Extract to read.
In the immediate weeks that followed, Texas:

  • Blew a double-digit lead to and lost to Oklahoma State.
  • Well-timed Bye week (let's assume they focused on not blowing double-digit leads)
  • Blew a double-digit lead and lost to Baylor.
  • Blown out by Iowa State. Didn't blow a double-digit lead.
  • Lost at home to Kansas, ending KU's 13-year (!) Big XII road drought.
  • Lost to West Virginia.

That's a six-game slide with a roster containing recruiting classes ranked 3rd, 3rd, 8th and 15th nationally. You can try and find another six-game losing streak in Texas' history, but you will fail so don't waste the effort.

And while that Texas slide was reaching its crescendo, this story broke:

Pole Assassin made her societal debut the week of the Iowa State blowout, so perhaps Texas tanked that game as a tactic to distract America from her and her monkey - but then a Longhorn player leaked a Texas assistant's tirade and hey that's not how you get people to stop rubbernecking at you.

This was all authentic, disastrous and excruciatingly funny. Anyway, let's continue to last weekend:

  • Quinn Ewers transfers from Ohio State, shines briefly, promptly gets hurt.
  • Blew 4th quarter lead and lost to Alabama.
  • Blew double-digit lead and lost to Texas Tech.

This all began with Caleb Williams on 4th and inches and a 21-point lead. College football is basically mushrooms. It can pair well with pizza, it could make you hallucinate and euphoric - or whoops you made a mistake with one and now you're dead.

INTERMISSION

The Solo

Situational regulars have known for years I am an absolute harlot for sugary chewing gum 1980s pop music. I completed grades one through 11 during the decade. It's my childhood soundtrack.

I enjoyed my childhood, so that music feels good. Apologize for bragging here, but I accomplished amazing feats as a child, like turning my head to look at something without accidentally straining my neck and paralyzing myself with pain.

I could eat two slices of pizza without gaining 17 lbs of water weight. My back never locked up even once; my spine was elastic the entire decade. Schlocky 80s jams remind me of a bygone era when I basically had super powers.

DeBarge was on the marquee from 1983-85 during the genre's schlock peak when pop music briefly hijacked Calypso, creating a series of G-rated party bangers which captivated immortal suburban children like me into believing they could dance and dance well.

What you are asked to do. Transcribe the Texas football column from "I enjoyed my" up to and including "myself with pain.". The material below plays no part in this work.

Extracted records.
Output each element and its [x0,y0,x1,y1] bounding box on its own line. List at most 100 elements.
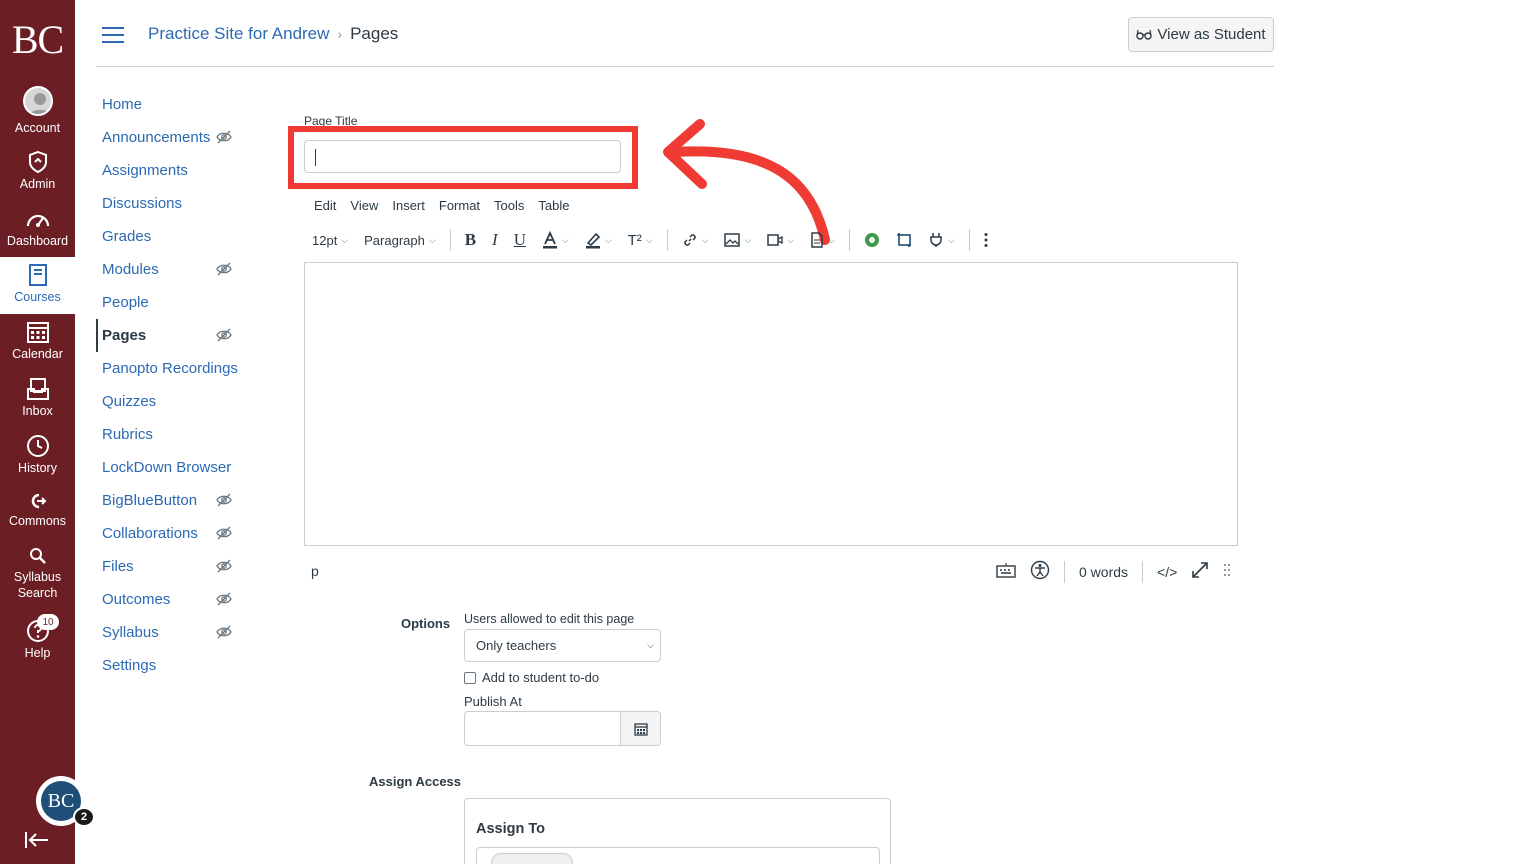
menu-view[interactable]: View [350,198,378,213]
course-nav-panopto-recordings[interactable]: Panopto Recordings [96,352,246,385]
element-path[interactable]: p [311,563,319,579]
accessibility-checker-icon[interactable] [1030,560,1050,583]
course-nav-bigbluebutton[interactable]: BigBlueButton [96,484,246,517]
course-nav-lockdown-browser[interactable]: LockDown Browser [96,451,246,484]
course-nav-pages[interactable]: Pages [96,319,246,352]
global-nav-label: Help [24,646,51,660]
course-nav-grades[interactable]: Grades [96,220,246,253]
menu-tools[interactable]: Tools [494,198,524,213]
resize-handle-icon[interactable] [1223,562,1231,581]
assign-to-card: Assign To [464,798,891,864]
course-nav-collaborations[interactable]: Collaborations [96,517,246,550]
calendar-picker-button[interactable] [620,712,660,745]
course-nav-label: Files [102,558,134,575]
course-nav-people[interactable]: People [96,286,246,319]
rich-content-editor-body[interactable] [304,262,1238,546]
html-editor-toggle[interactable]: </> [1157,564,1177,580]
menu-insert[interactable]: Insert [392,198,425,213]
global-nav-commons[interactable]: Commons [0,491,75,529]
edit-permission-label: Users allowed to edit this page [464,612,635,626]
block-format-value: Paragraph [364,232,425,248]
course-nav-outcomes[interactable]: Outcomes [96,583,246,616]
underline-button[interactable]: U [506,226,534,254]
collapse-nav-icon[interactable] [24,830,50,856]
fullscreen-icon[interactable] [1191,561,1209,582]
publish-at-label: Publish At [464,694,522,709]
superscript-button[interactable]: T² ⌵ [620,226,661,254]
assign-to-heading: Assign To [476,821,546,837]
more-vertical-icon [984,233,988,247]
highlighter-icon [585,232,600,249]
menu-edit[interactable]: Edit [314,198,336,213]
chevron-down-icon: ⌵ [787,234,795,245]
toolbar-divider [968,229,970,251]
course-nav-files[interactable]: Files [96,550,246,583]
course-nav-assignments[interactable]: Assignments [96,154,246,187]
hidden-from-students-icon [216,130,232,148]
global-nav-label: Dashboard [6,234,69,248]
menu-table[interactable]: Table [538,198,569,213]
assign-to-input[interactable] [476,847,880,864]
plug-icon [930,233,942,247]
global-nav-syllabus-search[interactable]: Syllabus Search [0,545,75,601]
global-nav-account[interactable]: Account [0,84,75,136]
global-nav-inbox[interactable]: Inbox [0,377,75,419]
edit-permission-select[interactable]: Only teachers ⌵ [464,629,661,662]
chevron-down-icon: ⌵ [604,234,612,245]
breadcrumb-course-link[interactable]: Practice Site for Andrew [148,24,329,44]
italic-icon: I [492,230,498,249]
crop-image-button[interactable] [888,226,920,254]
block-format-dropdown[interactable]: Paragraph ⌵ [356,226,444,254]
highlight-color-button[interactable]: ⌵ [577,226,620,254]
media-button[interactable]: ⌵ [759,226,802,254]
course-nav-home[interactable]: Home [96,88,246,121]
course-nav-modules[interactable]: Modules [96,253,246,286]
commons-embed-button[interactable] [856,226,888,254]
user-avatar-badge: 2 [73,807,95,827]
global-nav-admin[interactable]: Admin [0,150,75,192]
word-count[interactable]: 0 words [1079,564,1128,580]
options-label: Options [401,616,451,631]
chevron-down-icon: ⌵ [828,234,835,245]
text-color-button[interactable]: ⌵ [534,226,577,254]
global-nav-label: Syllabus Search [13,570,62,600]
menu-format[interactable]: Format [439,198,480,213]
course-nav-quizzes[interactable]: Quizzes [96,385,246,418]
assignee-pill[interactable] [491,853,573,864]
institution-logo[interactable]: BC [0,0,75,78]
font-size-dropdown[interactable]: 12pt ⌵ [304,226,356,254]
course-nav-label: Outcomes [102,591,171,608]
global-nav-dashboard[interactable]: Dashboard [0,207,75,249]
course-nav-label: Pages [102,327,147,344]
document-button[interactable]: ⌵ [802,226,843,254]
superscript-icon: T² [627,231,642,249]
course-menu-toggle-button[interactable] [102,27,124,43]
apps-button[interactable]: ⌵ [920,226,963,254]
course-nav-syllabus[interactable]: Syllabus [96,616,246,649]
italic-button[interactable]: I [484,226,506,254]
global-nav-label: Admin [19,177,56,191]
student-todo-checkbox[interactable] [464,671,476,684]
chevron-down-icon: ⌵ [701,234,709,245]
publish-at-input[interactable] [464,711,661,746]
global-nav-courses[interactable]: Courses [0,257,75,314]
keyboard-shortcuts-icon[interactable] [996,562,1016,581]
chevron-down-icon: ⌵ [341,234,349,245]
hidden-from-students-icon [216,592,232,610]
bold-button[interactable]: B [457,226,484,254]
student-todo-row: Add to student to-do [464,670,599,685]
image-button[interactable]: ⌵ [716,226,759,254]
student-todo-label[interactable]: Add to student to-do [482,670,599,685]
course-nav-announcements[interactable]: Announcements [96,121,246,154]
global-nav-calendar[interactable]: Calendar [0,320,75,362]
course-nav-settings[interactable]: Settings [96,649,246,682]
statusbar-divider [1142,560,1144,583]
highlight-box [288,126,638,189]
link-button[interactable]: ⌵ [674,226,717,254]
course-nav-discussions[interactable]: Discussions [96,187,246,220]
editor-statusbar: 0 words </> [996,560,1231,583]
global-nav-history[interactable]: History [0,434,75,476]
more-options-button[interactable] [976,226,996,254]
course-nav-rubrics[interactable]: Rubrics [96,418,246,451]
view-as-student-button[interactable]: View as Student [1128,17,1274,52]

...

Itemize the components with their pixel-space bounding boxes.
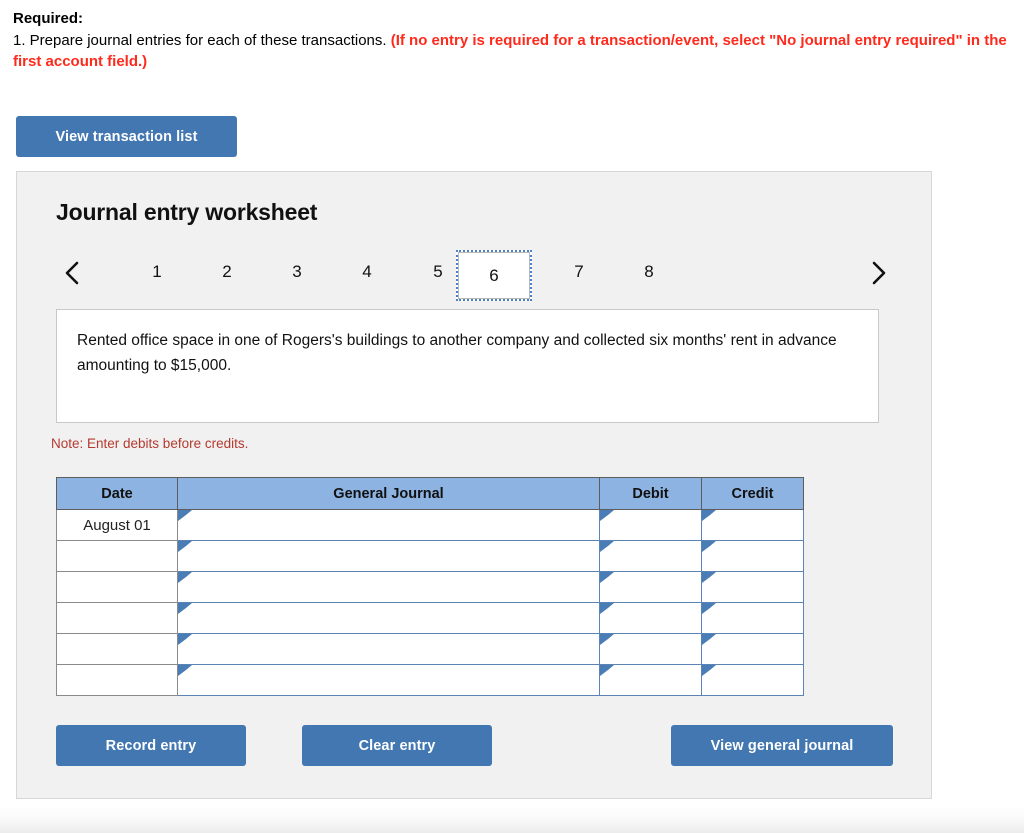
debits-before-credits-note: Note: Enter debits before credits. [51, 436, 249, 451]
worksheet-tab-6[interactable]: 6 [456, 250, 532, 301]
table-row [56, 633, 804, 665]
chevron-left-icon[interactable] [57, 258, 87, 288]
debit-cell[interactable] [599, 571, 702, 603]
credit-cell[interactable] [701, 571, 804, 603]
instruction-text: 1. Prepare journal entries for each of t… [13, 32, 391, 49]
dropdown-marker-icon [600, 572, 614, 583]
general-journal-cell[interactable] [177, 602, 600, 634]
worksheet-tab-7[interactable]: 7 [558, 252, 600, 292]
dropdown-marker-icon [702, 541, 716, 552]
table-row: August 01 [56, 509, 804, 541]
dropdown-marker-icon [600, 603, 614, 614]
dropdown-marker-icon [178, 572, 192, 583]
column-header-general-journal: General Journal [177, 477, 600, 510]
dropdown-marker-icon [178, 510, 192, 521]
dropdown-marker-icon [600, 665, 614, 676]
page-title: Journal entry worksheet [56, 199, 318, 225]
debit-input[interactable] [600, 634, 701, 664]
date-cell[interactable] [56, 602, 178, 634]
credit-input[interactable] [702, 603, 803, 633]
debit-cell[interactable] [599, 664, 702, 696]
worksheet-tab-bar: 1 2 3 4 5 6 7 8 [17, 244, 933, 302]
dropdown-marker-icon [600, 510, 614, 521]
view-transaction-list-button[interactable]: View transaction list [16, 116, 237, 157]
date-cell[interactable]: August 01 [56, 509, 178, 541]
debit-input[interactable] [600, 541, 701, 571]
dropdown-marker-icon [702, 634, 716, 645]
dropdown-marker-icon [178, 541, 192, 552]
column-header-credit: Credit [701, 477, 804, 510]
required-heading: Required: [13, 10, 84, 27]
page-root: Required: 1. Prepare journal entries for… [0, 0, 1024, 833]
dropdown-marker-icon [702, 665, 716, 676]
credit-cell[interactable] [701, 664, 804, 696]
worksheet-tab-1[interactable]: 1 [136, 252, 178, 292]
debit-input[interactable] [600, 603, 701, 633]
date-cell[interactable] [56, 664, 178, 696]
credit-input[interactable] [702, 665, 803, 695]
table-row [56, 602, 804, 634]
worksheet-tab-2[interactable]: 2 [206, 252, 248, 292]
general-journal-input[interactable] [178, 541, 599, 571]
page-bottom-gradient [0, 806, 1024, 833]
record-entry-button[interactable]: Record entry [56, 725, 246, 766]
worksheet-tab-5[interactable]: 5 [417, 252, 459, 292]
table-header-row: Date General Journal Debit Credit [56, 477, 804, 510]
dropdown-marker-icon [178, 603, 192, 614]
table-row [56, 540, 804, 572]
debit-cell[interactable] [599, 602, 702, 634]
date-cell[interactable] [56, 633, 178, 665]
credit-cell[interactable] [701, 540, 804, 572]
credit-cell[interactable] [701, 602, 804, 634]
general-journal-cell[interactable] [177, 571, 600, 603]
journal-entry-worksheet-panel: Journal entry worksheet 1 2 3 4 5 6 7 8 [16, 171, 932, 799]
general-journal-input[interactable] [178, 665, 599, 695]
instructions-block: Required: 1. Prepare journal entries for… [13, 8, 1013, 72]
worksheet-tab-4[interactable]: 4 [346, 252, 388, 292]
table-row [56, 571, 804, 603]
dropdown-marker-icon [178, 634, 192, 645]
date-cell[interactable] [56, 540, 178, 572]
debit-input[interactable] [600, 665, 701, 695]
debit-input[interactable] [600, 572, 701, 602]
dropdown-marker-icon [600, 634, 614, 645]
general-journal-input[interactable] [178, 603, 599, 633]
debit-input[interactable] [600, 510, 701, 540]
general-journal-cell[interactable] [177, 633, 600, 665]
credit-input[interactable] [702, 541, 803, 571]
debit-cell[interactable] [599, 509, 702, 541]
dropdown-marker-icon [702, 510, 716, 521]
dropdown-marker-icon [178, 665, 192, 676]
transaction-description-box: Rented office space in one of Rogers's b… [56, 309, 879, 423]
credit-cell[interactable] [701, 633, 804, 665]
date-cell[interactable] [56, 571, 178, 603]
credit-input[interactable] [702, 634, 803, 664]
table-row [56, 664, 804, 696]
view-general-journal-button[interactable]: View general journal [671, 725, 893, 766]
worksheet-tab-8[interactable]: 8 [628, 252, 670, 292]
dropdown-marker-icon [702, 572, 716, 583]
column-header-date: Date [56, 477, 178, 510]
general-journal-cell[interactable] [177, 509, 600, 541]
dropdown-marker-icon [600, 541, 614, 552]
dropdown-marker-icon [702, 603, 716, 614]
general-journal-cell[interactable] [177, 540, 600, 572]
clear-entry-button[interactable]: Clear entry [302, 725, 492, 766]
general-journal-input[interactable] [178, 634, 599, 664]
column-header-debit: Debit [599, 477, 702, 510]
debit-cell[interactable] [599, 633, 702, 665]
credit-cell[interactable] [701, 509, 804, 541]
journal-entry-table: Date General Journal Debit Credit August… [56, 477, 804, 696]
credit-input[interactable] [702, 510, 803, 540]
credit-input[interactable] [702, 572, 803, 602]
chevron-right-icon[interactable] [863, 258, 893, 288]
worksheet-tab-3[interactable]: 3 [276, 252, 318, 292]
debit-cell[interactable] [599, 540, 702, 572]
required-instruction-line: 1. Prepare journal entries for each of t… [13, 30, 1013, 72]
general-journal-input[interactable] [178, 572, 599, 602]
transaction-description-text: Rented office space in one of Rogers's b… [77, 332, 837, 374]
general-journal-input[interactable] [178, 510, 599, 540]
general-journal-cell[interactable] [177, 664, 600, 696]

...

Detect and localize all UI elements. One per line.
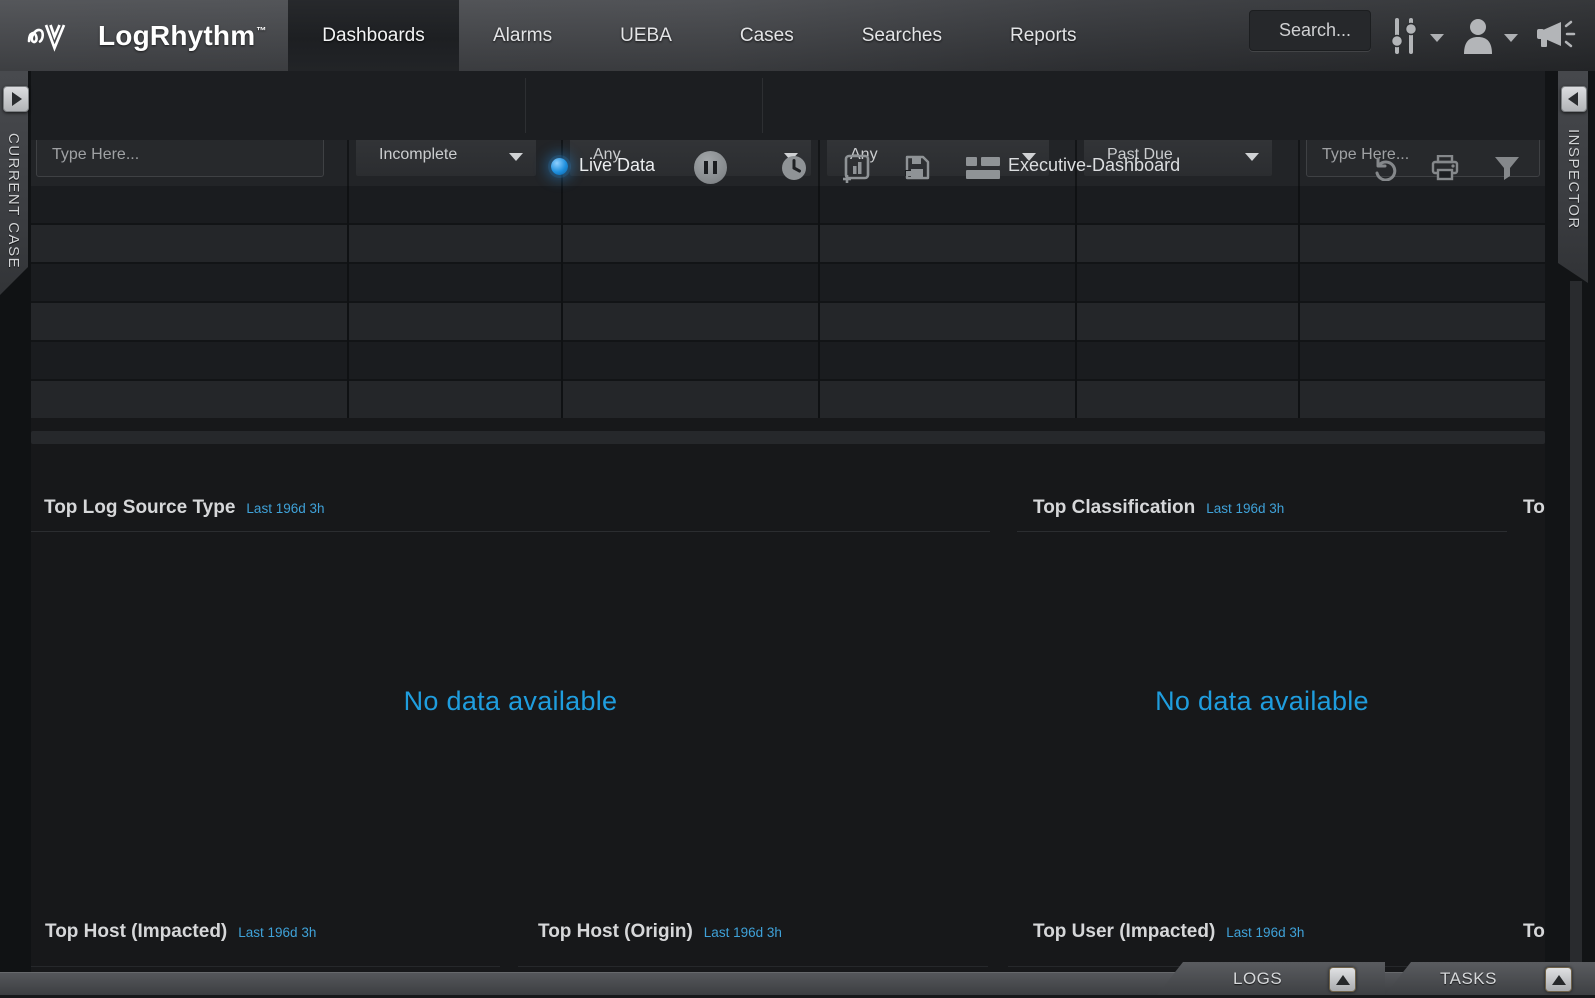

Complete answer.
I enjoyed my childhood, so that music feels good. Apologize for bragging here, but I accomplished amazing feats as a child, like turning my head to look at something without accidentally straining my neck and paralyzing myself with pain.